Start of Page extract

Beethoven Downloads

This article (free subs. reqd.) about the BBC’s Beethoven downloads really annoys me. Not the article itself, but the words and thoughts of John Whittingdale of the Culture, Media and Sport Select Committee.
It seems that the record companies are still annoyed that the BBC actually gave away some music free. These were recordings of live concerts recorded at licence payers’ expense for Radio 3 by members of an orchestra that’s also paid for by the licence fee. And the composer’s been dead some 178 years, so there aren’t any royalites due to any Beethoven copyright holder. Although rumour has it that the record companies might quite like extend copyright until 200 years after a composer’s death. I mean, how else are they going to be able to turn a profit from The Beatles’ back catalogue. The fact remains that I paid for this music, so why shouldn’t I be allowed to have a copy?
The usual nonsense about it taking a commercial CD upwards of five years to reach 1.4m sales (the cumulative number of downloads) was spouted. Of course, if anyone did any research into the people who downloaded they’d inevitably find that the downloads reached a far wider audience than the classical CD market does. Initiatives like this actually grow the audience for classical music. I suspect that a goodly number of those who downloaded that music had never bought a classical music CD in their life.
I completely understand that the classical CD market isn’t as buoyant as it once was, and that labels are having a tough time. But there are other issues at stake here. And protectionism isn’t the answer.
I’d have more sympathy with the classical music labels if one of them could publish some verfiable data to show that their commercially available Beethoven catalogue suffered some kind of marked drop-off following Radio 3’s Beethoven week. I mean, it surely isn’t possible that more people than normal bought Beethoven CDs in the weeks following that initiative is it? It seems terribly unlikely that someone heard something and thought “I’d like to hear more Beethoven now”, isn’t it?

End of Page extract
Start of Supplied data

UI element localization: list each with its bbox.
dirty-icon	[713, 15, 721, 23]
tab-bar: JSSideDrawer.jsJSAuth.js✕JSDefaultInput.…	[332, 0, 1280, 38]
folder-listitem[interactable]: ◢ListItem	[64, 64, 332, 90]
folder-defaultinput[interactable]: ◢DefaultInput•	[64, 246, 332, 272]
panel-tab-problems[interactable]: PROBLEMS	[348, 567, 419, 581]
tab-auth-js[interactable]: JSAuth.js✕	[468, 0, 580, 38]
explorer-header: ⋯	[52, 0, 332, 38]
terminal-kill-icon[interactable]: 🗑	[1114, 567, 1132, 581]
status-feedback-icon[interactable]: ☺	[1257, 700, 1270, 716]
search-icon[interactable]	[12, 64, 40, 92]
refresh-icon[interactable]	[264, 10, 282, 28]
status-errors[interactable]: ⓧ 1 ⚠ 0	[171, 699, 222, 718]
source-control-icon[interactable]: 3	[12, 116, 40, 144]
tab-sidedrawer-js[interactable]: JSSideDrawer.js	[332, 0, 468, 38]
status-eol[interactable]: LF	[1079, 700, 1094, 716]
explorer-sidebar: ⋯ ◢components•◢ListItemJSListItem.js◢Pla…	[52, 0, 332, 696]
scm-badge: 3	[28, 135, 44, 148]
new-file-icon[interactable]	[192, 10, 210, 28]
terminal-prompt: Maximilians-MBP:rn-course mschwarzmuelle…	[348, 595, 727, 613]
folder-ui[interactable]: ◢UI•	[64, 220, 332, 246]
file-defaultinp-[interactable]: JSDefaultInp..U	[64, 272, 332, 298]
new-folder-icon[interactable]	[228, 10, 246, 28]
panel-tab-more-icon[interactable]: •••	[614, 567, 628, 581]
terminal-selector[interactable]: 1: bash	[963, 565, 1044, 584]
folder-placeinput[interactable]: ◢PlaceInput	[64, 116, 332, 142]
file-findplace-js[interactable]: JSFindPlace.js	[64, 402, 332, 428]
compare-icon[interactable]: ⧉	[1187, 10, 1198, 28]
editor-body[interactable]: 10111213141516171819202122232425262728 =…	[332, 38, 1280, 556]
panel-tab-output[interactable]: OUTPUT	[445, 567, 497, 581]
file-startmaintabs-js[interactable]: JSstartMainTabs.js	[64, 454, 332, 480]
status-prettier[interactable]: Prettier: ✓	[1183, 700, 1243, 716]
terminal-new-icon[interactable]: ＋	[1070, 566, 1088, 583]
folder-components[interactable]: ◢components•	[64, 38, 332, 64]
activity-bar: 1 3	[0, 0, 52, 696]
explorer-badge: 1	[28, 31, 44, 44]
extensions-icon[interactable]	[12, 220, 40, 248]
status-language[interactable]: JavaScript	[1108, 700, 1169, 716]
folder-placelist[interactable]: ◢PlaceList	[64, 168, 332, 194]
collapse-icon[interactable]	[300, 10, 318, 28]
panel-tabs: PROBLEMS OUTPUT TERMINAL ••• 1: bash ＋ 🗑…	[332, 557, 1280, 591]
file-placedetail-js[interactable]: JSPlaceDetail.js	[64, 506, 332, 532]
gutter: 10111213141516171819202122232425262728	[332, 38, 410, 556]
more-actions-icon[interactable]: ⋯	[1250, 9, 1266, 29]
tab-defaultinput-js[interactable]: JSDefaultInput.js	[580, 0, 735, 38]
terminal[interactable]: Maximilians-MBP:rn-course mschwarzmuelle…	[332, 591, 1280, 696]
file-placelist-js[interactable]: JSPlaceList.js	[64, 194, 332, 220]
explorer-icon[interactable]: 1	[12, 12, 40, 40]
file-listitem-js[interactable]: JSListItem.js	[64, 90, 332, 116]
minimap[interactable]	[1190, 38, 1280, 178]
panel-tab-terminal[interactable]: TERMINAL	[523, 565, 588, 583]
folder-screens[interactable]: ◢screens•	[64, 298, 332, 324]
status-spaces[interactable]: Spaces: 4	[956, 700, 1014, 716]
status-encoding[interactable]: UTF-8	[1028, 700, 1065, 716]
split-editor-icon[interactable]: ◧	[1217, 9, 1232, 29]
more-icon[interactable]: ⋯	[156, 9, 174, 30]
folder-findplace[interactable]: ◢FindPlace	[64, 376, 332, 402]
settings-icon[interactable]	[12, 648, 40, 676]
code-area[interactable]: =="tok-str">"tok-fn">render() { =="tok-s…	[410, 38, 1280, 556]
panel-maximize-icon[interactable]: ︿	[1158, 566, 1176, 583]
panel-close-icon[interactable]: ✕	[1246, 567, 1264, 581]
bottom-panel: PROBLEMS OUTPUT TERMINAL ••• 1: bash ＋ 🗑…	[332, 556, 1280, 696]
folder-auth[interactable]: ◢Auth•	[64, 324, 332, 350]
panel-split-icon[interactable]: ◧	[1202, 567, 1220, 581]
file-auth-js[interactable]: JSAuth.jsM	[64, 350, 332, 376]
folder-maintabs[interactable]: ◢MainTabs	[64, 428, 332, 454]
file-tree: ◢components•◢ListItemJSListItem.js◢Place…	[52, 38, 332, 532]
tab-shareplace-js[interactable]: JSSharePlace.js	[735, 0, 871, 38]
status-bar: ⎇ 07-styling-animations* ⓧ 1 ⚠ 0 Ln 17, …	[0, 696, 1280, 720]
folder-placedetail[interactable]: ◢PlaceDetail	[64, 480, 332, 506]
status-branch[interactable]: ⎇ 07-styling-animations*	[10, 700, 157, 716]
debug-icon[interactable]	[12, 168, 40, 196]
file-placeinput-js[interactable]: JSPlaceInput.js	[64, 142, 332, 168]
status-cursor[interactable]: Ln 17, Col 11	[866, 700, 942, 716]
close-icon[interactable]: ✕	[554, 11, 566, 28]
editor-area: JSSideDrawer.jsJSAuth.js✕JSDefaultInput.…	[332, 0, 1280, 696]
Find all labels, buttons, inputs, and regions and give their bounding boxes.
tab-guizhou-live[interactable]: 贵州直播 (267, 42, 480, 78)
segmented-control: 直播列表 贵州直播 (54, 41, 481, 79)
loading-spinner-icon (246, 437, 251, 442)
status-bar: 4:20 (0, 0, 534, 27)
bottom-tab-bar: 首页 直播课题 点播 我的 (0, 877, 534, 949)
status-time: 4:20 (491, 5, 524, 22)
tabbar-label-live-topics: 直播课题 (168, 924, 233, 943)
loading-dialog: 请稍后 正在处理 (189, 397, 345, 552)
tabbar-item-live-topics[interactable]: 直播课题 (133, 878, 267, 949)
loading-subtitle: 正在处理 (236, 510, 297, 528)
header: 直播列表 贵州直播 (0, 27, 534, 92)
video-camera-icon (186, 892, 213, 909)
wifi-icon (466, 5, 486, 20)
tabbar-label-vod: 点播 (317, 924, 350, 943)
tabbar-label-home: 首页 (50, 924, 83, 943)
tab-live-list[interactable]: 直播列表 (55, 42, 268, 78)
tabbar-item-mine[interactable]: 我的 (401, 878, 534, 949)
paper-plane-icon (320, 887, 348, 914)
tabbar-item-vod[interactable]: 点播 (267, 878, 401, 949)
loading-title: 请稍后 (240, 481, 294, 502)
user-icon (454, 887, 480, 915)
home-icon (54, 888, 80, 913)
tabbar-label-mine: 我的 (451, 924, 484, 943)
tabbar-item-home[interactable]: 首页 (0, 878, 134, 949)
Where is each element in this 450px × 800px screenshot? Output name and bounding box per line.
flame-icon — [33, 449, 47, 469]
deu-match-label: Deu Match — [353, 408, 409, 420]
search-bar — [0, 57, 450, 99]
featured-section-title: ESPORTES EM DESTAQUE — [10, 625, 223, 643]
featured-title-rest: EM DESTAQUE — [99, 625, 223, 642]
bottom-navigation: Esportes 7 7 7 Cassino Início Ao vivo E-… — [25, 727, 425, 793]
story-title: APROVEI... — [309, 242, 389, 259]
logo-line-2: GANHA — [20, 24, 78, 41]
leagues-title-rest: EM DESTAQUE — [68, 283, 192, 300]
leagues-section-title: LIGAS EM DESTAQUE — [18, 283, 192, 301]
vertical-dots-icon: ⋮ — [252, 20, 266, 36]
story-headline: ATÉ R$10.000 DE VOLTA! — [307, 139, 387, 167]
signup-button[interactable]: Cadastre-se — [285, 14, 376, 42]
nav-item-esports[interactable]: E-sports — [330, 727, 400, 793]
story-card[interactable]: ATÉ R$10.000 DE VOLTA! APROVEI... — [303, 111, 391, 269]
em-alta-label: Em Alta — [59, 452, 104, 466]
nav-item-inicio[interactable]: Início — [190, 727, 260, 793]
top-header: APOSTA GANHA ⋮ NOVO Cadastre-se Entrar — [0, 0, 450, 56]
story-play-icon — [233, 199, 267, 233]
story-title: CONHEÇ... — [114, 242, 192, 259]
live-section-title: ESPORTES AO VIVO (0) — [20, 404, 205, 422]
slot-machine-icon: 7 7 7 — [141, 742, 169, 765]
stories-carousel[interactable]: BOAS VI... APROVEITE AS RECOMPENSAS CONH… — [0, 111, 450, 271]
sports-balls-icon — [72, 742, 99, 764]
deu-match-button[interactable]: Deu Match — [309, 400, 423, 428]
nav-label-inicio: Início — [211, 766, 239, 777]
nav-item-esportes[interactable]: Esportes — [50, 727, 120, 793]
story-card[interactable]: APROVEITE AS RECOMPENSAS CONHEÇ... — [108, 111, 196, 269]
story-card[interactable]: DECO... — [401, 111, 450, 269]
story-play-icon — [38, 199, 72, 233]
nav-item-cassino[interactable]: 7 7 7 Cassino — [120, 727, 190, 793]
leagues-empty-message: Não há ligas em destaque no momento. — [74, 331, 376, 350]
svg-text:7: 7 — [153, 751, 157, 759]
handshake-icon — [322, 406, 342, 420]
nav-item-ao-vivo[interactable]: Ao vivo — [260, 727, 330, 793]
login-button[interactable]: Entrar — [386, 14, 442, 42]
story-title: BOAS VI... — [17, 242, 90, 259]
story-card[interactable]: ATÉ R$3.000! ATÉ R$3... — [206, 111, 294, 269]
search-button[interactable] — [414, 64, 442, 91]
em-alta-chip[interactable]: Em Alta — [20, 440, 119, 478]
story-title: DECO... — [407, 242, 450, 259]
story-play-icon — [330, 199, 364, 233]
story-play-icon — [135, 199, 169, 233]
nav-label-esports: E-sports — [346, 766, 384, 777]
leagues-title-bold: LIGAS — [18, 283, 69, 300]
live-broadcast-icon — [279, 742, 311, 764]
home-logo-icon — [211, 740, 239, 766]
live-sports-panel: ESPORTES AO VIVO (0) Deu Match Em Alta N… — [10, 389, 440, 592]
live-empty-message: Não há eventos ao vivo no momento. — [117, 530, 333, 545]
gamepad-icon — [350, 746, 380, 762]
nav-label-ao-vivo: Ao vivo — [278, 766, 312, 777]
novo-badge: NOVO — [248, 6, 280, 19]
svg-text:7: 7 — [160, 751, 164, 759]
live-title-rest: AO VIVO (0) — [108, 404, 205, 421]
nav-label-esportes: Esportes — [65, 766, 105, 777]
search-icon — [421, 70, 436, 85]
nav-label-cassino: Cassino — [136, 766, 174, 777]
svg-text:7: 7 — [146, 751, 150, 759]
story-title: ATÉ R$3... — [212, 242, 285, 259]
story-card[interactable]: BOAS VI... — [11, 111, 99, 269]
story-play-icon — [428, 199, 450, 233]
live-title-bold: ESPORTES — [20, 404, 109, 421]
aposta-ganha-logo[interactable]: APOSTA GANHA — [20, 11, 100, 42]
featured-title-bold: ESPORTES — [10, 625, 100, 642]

End of Supplied data

● Tasks to complete
1/ Reproduce the records verbatim from their first line up to and including the line that contains "595, 727, 613]".
2/ Extend the post about the BBC's Beethoven downloads past its final paragraph.

● Final results
1/
UI element localization: list each with its bbox.
dirty-icon	[713, 15, 721, 23]
tab-bar: JSSideDrawer.jsJSAuth.js✕JSDefaultInput.…	[332, 0, 1280, 38]
folder-listitem[interactable]: ◢ListItem	[64, 64, 332, 90]
folder-defaultinput[interactable]: ◢DefaultInput•	[64, 246, 332, 272]
panel-tab-problems[interactable]: PROBLEMS	[348, 567, 419, 581]
tab-auth-js[interactable]: JSAuth.js✕	[468, 0, 580, 38]
explorer-header: ⋯	[52, 0, 332, 38]
terminal-kill-icon[interactable]: 🗑	[1114, 567, 1132, 581]
status-feedback-icon[interactable]: ☺	[1257, 700, 1270, 716]
search-icon[interactable]	[12, 64, 40, 92]
refresh-icon[interactable]	[264, 10, 282, 28]
status-errors[interactable]: ⓧ 1 ⚠ 0	[171, 699, 222, 718]
source-control-icon[interactable]: 3	[12, 116, 40, 144]
tab-sidedrawer-js[interactable]: JSSideDrawer.js	[332, 0, 468, 38]
status-eol[interactable]: LF	[1079, 700, 1094, 716]
explorer-sidebar: ⋯ ◢components•◢ListItemJSListItem.js◢Pla…	[52, 0, 332, 696]
scm-badge: 3	[28, 135, 44, 148]
new-file-icon[interactable]	[192, 10, 210, 28]
terminal-prompt: Maximilians-MBP:rn-course mschwarzmuelle…	[348, 595, 727, 613]

2/
In a strange way, this actually seems to hark back to the old days of The Third Programme, when “needle time” was limited, and BBC Radio was forced to broadcast lots of live music to keep an industry alive. Now it’s the other way round. The BBC helps support several orchestras that wouldn’t otherwise exist. And these orchestras make recordings for a variety of record labels incidentally.
Who at the BBC told who at the record companies what they were doing and when, I don’t know. But then the BBC shouldn’t need to get record companies’ permission to do anything; they already act as the biggest shop window for the recording industry there is.

2 Comments

  1. Hi, I kow this article was posted a while ago, but i was wondering about the Beethoven copyright. As he died 180 years ago now, does that mean that i can use his music in a game I am making and then sell it, or do I have to pay someone for the right to use it. I am actually using a jazz version of moonlight sonata. The version was composed by someone working on the game so there is no issue with copyright on that front. Please could someone clear this up for me.
    Thank you,
    Dan Palmer
    Please email any advice/answers to dan.palmer@NOSPAMPLEASEyahoo.co.uk

  2. Beethoven’s music is well and truly out of copyright, so you can indeed use it in a game.
    The only people you might have to pay are your musicians. Of course if your music is created by you on a keyboard or something, then you needn’t pay anybody.
    The whole kerfuffle about these downloads being made available free was to do with the BBC paying its own musicians and the resulting pieces competing with other pre-recorded CDs.

Comments are closed.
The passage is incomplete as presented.